** Begin Dataset content **

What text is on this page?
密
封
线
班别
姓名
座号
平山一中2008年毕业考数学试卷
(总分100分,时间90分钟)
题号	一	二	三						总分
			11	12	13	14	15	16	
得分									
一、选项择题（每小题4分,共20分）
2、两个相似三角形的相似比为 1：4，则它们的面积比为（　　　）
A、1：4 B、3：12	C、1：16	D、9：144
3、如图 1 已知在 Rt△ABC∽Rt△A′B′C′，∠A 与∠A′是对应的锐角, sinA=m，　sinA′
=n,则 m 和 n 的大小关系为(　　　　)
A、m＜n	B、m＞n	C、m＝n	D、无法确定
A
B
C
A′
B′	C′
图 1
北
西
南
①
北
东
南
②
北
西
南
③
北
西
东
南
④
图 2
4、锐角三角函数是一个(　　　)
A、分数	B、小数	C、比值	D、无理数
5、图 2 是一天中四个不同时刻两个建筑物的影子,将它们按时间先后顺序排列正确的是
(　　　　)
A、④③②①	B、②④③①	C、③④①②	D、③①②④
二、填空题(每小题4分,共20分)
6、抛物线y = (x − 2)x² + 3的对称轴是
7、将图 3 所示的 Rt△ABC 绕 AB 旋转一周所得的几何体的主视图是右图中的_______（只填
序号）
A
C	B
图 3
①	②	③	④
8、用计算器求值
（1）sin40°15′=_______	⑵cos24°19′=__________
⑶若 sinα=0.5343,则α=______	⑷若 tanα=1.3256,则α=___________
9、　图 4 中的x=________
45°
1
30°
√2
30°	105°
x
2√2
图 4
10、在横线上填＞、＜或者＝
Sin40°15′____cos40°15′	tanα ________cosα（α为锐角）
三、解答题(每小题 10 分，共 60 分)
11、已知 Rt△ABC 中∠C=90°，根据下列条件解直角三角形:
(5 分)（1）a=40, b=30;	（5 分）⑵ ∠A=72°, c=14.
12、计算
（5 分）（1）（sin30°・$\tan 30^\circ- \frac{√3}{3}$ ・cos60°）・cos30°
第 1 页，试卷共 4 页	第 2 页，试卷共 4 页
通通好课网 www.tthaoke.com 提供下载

** End Dataset content **

### Required task
Quote the whole listing above, leaving nothing out.

### The solution
What text is on this page?
密
封
线
班别
姓名
座号
平山一中2008年毕业考数学试卷
(总分100分,时间90分钟)
题号	一	二	三						总分
			11	12	13	14	15	16	
得分									
一、选项择题（每小题4分,共20分）
2、两个相似三角形的相似比为 1：4，则它们的面积比为（　　　）
A、1：4 B、3：12	C、1：16	D、9：144
3、如图 1 已知在 Rt△ABC∽Rt△A′B′C′，∠A 与∠A′是对应的锐角, sinA=m，　sinA′
=n,则 m 和 n 的大小关系为(　　　　)
A、m＜n	B、m＞n	C、m＝n	D、无法确定
A
B
C
A′
B′	C′
图 1
北
西
南
①
北
东
南
②
北
西
南
③
北
西
东
南
④
图 2
4、锐角三角函数是一个(　　　)
A、分数	B、小数	C、比值	D、无理数
5、图 2 是一天中四个不同时刻两个建筑物的影子,将它们按时间先后顺序排列正确的是
(　　　　)
A、④③②①	B、②④③①	C、③④①②	D、③①②④
二、填空题(每小题4分,共20分)
6、抛物线y = (x − 2)x² + 3的对称轴是
7、将图 3 所示的 Rt△ABC 绕 AB 旋转一周所得的几何体的主视图是右图中的_______（只填
序号）
A
C	B
图 3
①	②	③	④
8、用计算器求值
（1）sin40°15′=_______	⑵cos24°19′=__________
⑶若 sinα=0.5343,则α=______	⑷若 tanα=1.3256,则α=___________
9、　图 4 中的x=________
45°
1
30°
√2
30°	105°
x
2√2
图 4
10、在横线上填＞、＜或者＝
Sin40°15′____cos40°15′	tanα ________cosα（α为锐角）
三、解答题(每小题 10 分，共 60 分)
11、已知 Rt△ABC 中∠C=90°，根据下列条件解直角三角形:
(5 分)（1）a=40, b=30;	（5 分）⑵ ∠A=72°, c=14.
12、计算
（5 分）（1）（sin30°・$\tan 30^\circ- \frac{√3}{3}$ ・cos60°）・cos30°
第 1 页，试卷共 4 页	第 2 页，试卷共 4 页
通通好课网 www.tthaoke.com 提供下载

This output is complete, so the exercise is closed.